[Records from a collection]

↓

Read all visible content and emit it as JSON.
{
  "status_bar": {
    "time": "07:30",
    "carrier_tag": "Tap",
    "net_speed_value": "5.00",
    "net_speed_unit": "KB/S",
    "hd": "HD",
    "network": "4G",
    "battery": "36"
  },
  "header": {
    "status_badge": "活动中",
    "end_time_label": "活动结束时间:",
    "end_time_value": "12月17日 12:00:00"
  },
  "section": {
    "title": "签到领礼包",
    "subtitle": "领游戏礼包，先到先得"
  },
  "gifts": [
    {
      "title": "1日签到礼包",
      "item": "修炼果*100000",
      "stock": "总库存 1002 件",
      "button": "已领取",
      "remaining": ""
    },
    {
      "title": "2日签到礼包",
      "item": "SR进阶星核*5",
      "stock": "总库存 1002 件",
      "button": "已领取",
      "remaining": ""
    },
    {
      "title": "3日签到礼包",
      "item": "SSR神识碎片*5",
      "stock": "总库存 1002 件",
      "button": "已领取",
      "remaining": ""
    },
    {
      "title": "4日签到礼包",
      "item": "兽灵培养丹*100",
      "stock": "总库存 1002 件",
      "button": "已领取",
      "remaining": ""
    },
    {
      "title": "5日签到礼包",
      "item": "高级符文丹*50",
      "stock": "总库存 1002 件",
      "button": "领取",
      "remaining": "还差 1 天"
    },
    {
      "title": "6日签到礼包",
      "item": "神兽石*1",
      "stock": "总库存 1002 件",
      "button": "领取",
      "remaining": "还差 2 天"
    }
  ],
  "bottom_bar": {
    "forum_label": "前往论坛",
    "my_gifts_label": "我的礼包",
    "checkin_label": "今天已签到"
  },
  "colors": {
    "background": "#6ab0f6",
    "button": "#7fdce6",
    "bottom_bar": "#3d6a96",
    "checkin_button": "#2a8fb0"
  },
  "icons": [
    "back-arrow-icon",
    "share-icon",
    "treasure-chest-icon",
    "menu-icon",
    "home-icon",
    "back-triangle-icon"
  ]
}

↑

→ EXERCISE
Reproduce each record exactly, leaving nothing out.

→ EXERCISE OUTPUT
Read all visible content and emit it as JSON.
{
  "status_bar": {
    "time": "07:30",
    "carrier_tag": "Tap",
    "net_speed_value": "5.00",
    "net_speed_unit": "KB/S",
    "hd": "HD",
    "network": "4G",
    "battery": "36"
  },
  "header": {
    "status_badge": "活动中",
    "end_time_label": "活动结束时间:",
    "end_time_value": "12月17日 12:00:00"
  },
  "section": {
    "title": "签到领礼包",
    "subtitle": "领游戏礼包，先到先得"
  },
  "gifts": [
    {
      "title": "1日签到礼包",
      "item": "修炼果*100000",
      "stock": "总库存 1002 件",
      "button": "已领取",
      "remaining": ""
    },
    {
      "title": "2日签到礼包",
      "item": "SR进阶星核*5",
      "stock": "总库存 1002 件",
      "button": "已领取",
      "remaining": ""
    },
    {
      "title": "3日签到礼包",
      "item": "SSR神识碎片*5",
      "stock": "总库存 1002 件",
      "button": "已领取",
      "remaining": ""
    },
    {
      "title": "4日签到礼包",
      "item": "兽灵培养丹*100",
      "stock": "总库存 1002 件",
      "button": "已领取",
      "remaining": ""
    },
    {
      "title": "5日签到礼包",
      "item": "高级符文丹*50",
      "stock": "总库存 1002 件",
      "button": "领取",
      "remaining": "还差 1 天"
    },
    {
      "title": "6日签到礼包",
      "item": "神兽石*1",
      "stock": "总库存 1002 件",
      "button": "领取",
      "remaining": "还差 2 天"
    }
  ],
  "bottom_bar": {
    "forum_label": "前往论坛",
    "my_gifts_label": "我的礼包",
    "checkin_label": "今天已签到"
  },
  "colors": {
    "background": "#6ab0f6",
    "button": "#7fdce6",
    "bottom_bar": "#3d6a96",
    "checkin_button": "#2a8fb0"
  },
  "icons": [
    "back-arrow-icon",
    "share-icon",
    "treasure-chest-icon",
    "menu-icon",
    "home-icon",
    "back-triangle-icon"
  ]
}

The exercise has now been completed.